Raw records -

● ● ● ● ● ● ●

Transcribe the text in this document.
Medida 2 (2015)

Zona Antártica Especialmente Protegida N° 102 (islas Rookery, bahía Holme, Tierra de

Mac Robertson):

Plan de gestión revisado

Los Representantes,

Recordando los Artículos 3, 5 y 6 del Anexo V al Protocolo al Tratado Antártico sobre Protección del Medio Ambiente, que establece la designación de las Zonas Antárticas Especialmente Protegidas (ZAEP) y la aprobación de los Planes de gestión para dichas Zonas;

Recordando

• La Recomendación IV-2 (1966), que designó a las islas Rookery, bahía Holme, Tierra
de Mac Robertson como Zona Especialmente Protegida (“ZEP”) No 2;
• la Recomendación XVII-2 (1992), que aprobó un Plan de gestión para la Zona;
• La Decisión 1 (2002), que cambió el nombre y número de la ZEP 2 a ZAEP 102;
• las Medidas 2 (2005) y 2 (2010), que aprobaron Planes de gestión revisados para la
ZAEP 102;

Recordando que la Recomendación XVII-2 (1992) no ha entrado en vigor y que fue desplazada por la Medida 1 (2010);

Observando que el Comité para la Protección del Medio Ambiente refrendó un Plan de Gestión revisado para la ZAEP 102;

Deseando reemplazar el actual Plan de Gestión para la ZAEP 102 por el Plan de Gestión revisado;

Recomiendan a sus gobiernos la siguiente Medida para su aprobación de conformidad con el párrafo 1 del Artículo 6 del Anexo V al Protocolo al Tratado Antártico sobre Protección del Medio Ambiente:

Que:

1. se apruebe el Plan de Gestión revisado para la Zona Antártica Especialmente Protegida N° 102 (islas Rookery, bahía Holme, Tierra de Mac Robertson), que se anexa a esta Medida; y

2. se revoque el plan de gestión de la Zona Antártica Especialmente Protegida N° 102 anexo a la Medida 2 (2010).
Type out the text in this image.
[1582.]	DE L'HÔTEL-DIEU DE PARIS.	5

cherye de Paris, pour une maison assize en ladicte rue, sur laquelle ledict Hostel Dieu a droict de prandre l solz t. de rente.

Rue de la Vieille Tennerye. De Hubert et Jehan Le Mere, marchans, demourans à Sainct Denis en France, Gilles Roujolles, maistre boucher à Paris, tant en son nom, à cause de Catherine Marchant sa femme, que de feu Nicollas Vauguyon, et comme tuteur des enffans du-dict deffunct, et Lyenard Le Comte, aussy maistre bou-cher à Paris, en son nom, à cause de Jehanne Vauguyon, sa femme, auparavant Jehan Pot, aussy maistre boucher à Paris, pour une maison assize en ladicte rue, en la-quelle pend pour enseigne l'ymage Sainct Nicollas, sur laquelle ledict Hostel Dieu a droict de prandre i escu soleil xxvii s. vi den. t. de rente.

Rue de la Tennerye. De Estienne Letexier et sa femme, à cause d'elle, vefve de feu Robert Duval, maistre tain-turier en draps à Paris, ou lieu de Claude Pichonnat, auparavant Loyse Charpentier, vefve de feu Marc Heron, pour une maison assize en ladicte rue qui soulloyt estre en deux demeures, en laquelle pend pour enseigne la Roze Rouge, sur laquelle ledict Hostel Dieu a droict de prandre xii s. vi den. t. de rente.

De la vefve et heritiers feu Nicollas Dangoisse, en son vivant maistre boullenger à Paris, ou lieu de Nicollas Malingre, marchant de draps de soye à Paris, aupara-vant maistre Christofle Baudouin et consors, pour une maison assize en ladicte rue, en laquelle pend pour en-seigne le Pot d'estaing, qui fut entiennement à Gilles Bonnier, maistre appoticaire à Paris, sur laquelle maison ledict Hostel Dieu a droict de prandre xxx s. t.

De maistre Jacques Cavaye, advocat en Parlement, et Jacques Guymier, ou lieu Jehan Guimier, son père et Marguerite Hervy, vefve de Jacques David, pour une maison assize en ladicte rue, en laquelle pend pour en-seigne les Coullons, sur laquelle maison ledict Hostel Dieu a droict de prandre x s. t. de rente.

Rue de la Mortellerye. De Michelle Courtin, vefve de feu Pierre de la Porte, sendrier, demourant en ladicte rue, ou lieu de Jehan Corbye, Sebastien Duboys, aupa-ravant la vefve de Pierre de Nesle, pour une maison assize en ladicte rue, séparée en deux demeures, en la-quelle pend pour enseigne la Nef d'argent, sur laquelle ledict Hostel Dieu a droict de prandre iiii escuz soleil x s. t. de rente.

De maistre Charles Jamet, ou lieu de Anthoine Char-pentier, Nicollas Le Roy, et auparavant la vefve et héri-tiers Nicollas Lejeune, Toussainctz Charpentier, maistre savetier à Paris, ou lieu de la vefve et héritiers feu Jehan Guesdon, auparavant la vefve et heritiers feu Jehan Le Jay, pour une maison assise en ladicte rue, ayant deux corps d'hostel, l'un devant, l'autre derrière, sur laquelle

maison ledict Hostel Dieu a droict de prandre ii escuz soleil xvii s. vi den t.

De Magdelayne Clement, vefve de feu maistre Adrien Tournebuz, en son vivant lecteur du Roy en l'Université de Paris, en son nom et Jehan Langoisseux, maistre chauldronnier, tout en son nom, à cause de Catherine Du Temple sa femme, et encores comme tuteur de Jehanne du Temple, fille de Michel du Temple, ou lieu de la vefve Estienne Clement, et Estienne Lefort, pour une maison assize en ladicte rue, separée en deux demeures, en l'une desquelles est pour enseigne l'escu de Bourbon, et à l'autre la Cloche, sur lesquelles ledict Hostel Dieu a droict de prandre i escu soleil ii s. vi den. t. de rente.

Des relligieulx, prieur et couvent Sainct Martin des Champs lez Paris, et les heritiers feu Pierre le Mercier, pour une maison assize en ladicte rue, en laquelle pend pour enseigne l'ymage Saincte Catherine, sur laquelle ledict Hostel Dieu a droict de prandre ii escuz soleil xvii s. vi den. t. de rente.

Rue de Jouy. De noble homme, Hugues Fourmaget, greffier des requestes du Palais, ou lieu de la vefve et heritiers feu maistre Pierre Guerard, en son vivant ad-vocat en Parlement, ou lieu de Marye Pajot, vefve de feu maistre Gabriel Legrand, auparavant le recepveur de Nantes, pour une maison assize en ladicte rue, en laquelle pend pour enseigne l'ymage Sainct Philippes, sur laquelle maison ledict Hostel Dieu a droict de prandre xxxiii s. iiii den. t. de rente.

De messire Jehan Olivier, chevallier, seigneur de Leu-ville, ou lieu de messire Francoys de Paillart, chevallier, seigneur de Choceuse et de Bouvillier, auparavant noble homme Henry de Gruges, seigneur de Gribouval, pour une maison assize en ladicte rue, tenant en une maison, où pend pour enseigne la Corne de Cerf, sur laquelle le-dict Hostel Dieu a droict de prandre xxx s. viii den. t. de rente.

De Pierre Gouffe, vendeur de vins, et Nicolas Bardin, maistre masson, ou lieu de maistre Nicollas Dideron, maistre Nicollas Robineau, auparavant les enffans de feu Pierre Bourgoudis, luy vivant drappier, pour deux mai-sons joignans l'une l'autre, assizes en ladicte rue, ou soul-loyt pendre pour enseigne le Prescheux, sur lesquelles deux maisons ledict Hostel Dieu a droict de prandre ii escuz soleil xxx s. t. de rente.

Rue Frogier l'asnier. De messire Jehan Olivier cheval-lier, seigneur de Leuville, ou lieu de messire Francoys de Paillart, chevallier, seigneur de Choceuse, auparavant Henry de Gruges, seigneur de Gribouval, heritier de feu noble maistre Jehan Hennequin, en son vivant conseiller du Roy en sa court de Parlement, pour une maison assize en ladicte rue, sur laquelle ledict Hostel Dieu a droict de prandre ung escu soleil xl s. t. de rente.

● ● ● ● ● ● ●

Set exercise - Reproduce all the data word for word.

Exercise output -
Transcribe the text in this document.
Medida 2 (2015)

Zona Antártica Especialmente Protegida N° 102 (islas Rookery, bahía Holme, Tierra de

Mac Robertson):

Plan de gestión revisado

Los Representantes,

Recordando los Artículos 3, 5 y 6 del Anexo V al Protocolo al Tratado Antártico sobre Protección del Medio Ambiente, que establece la designación de las Zonas Antárticas Especialmente Protegidas (ZAEP) y la aprobación de los Planes de gestión para dichas Zonas;

Recordando

• La Recomendación IV-2 (1966), que designó a las islas Rookery, bahía Holme, Tierra
de Mac Robertson como Zona Especialmente Protegida (“ZEP”) No 2;
• la Recomendación XVII-2 (1992), que aprobó un Plan de gestión para la Zona;
• La Decisión 1 (2002), que cambió el nombre y número de la ZEP 2 a ZAEP 102;
• las Medidas 2 (2005) y 2 (2010), que aprobaron Planes de gestión revisados para la
ZAEP 102;

Recordando que la Recomendación XVII-2 (1992) no ha entrado en vigor y que fue desplazada por la Medida 1 (2010);

Observando que el Comité para la Protección del Medio Ambiente refrendó un Plan de Gestión revisado para la ZAEP 102;

Deseando reemplazar el actual Plan de Gestión para la ZAEP 102 por el Plan de Gestión revisado;

Recomiendan a sus gobiernos la siguiente Medida para su aprobación de conformidad con el párrafo 1 del Artículo 6 del Anexo V al Protocolo al Tratado Antártico sobre Protección del Medio Ambiente:

Que:

1. se apruebe el Plan de Gestión revisado para la Zona Antártica Especialmente Protegida N° 102 (islas Rookery, bahía Holme, Tierra de Mac Robertson), que se anexa a esta Medida; y

2. se revoque el plan de gestión de la Zona Antártica Especialmente Protegida N° 102 anexo a la Medida 2 (2010).
Type out the text in this image.
[1582.]	DE L'HÔTEL-DIEU DE PARIS.	5

cherye de Paris, pour une maison assize en ladicte rue, sur laquelle ledict Hostel Dieu a droict de prandre l solz t. de rente.

Rue de la Vieille Tennerye. De Hubert et Jehan Le Mere, marchans, demourans à Sainct Denis en France, Gilles Roujolles, maistre boucher à Paris, tant en son nom, à cause de Catherine Marchant sa femme, que de feu Nicollas Vauguyon, et comme tuteur des enffans du-dict deffunct, et Lyenard Le Comte, aussy maistre bou-cher à Paris, en son nom, à cause de Jehanne Vauguyon, sa femme, auparavant Jehan Pot, aussy maistre boucher à Paris, pour une maison assize en ladicte rue, en la-quelle pend pour enseigne l'ymage Sainct Nicollas, sur laquelle ledict Hostel Dieu a droict de prandre i escu soleil xxvii s. vi den. t. de rente.

Rue de la Tennerye. De Estienne Letexier et sa femme, à cause d'elle, vefve de feu Robert Duval, maistre tain-turier en draps à Paris, ou lieu de Claude Pichonnat, auparavant Loyse Charpentier, vefve de feu Marc Heron, pour une maison assize en ladicte rue qui soulloyt estre en deux demeures, en laquelle pend pour enseigne la Roze Rouge, sur laquelle ledict Hostel Dieu a droict de prandre xii s. vi den. t. de rente.

De la vefve et heritiers feu Nicollas Dangoisse, en son vivant maistre boullenger à Paris, ou lieu de Nicollas Malingre, marchant de draps de soye à Paris, aupara-vant maistre Christofle Baudouin et consors, pour une maison assize en ladicte rue, en laquelle pend pour en-seigne le Pot d'estaing, qui fut entiennement à Gilles Bonnier, maistre appoticaire à Paris, sur laquelle maison ledict Hostel Dieu a droict de prandre xxx s. t.

De maistre Jacques Cavaye, advocat en Parlement, et Jacques Guymier, ou lieu Jehan Guimier, son père et Marguerite Hervy, vefve de Jacques David, pour une maison assize en ladicte rue, en laquelle pend pour en-seigne les Coullons, sur laquelle maison ledict Hostel Dieu a droict de prandre x s. t. de rente.

Rue de la Mortellerye. De Michelle Courtin, vefve de feu Pierre de la Porte, sendrier, demourant en ladicte rue, ou lieu de Jehan Corbye, Sebastien Duboys, aupa-ravant la vefve de Pierre de Nesle, pour une maison assize en ladicte rue, séparée en deux demeures, en la-quelle pend pour enseigne la Nef d'argent, sur laquelle ledict Hostel Dieu a droict de prandre iiii escuz soleil x s. t. de rente.

De maistre Charles Jamet, ou lieu de Anthoine Char-pentier, Nicollas Le Roy, et auparavant la vefve et héri-tiers Nicollas Lejeune, Toussainctz Charpentier, maistre savetier à Paris, ou lieu de la vefve et héritiers feu Jehan Guesdon, auparavant la vefve et heritiers feu Jehan Le Jay, pour une maison assise en ladicte rue, ayant deux corps d'hostel, l'un devant, l'autre derrière, sur laquelle

maison ledict Hostel Dieu a droict de prandre ii escuz soleil xvii s. vi den t.

De Magdelayne Clement, vefve de feu maistre Adrien Tournebuz, en son vivant lecteur du Roy en l'Université de Paris, en son nom et Jehan Langoisseux, maistre chauldronnier, tout en son nom, à cause de Catherine Du Temple sa femme, et encores comme tuteur de Jehanne du Temple, fille de Michel du Temple, ou lieu de la vefve Estienne Clement, et Estienne Lefort, pour une maison assize en ladicte rue, separée en deux demeures, en l'une desquelles est pour enseigne l'escu de Bourbon, et à l'autre la Cloche, sur lesquelles ledict Hostel Dieu a droict de prandre i escu soleil ii s. vi den. t. de rente.

Des relligieulx, prieur et couvent Sainct Martin des Champs lez Paris, et les heritiers feu Pierre le Mercier, pour une maison assize en ladicte rue, en laquelle pend pour enseigne l'ymage Saincte Catherine, sur laquelle ledict Hostel Dieu a droict de prandre ii escuz soleil xvii s. vi den. t. de rente.

Rue de Jouy. De noble homme, Hugues Fourmaget, greffier des requestes du Palais, ou lieu de la vefve et heritiers feu maistre Pierre Guerard, en son vivant ad-vocat en Parlement, ou lieu de Marye Pajot, vefve de feu maistre Gabriel Legrand, auparavant le recepveur de Nantes, pour une maison assize en ladicte rue, en laquelle pend pour enseigne l'ymage Sainct Philippes, sur laquelle maison ledict Hostel Dieu a droict de prandre xxxiii s. iiii den. t. de rente.

De messire Jehan Olivier, chevallier, seigneur de Leu-ville, ou lieu de messire Francoys de Paillart, chevallier, seigneur de Choceuse et de Bouvillier, auparavant noble homme Henry de Gruges, seigneur de Gribouval, pour une maison assize en ladicte rue, tenant en une maison, où pend pour enseigne la Corne de Cerf, sur laquelle le-dict Hostel Dieu a droict de prandre xxx s. viii den. t. de rente.

De Pierre Gouffe, vendeur de vins, et Nicolas Bardin, maistre masson, ou lieu de maistre Nicollas Dideron, maistre Nicollas Robineau, auparavant les enffans de feu Pierre Bourgoudis, luy vivant drappier, pour deux mai-sons joignans l'une l'autre, assizes en ladicte rue, ou soul-loyt pendre pour enseigne le Prescheux, sur lesquelles deux maisons ledict Hostel Dieu a droict de prandre ii escuz soleil xxx s. t. de rente.

Rue Frogier l'asnier. De messire Jehan Olivier cheval-lier, seigneur de Leuville, ou lieu de messire Francoys de Paillart, chevallier, seigneur de Choceuse, auparavant Henry de Gruges, seigneur de Gribouval, heritier de feu noble maistre Jehan Hennequin, en son vivant conseiller du Roy en sa court de Parlement, pour une maison assize en ladicte rue, sur laquelle ledict Hostel Dieu a droict de prandre ung escu soleil xl s. t. de rente.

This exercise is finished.